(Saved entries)

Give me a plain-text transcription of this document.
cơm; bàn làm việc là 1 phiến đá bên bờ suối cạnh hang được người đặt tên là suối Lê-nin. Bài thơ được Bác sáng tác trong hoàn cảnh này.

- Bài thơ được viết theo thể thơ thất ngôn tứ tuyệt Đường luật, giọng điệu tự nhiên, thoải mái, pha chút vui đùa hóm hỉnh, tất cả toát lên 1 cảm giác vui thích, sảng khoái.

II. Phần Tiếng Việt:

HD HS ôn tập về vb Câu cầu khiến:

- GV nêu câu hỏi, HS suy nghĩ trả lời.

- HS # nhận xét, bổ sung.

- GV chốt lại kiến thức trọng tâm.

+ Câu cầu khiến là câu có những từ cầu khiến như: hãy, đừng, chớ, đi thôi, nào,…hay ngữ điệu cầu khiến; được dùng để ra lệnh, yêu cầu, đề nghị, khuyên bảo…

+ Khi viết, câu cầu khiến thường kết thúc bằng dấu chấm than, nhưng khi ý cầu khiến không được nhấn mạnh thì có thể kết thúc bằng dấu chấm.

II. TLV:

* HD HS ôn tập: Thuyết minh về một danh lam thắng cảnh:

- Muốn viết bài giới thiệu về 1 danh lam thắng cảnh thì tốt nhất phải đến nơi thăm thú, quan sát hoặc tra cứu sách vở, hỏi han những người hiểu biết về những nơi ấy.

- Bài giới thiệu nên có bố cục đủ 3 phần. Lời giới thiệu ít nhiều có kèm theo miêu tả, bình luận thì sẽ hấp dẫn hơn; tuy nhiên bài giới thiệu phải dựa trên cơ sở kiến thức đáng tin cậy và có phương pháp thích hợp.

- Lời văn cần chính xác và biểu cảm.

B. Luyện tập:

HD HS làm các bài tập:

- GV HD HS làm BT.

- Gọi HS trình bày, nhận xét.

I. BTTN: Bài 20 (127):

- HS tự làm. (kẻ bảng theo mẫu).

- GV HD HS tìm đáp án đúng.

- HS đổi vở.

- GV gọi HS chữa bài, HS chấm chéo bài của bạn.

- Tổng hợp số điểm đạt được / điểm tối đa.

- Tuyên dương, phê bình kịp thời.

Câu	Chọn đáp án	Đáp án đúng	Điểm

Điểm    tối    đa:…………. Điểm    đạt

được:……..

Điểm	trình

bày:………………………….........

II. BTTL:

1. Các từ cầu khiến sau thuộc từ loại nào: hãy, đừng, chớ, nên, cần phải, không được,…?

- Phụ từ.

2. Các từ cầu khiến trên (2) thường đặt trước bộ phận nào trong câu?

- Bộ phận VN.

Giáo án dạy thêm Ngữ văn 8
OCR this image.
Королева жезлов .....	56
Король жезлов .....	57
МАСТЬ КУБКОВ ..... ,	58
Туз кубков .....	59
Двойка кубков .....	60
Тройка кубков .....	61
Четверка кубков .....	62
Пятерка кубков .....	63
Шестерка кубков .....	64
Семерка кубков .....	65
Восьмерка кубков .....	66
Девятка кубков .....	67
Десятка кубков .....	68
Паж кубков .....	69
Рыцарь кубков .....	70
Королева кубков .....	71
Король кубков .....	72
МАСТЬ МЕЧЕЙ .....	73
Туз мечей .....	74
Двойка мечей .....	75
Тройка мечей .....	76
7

GIVEN REQUEST:
Pick out each line containing "đừng" and report it.

RESULT OF THE TASK:
+ Câu cầu khiến là câu có những từ cầu khiến như: hãy, đừng, chớ, đi thôi, nào,…hay ngữ điệu cầu khiến; được dùng để ra lệnh, yêu cầu, đề nghị, khuyên bảo…
1. Các từ cầu khiến sau thuộc từ loại nào: hãy, đừng, chớ, nên, cần phải, không được,…?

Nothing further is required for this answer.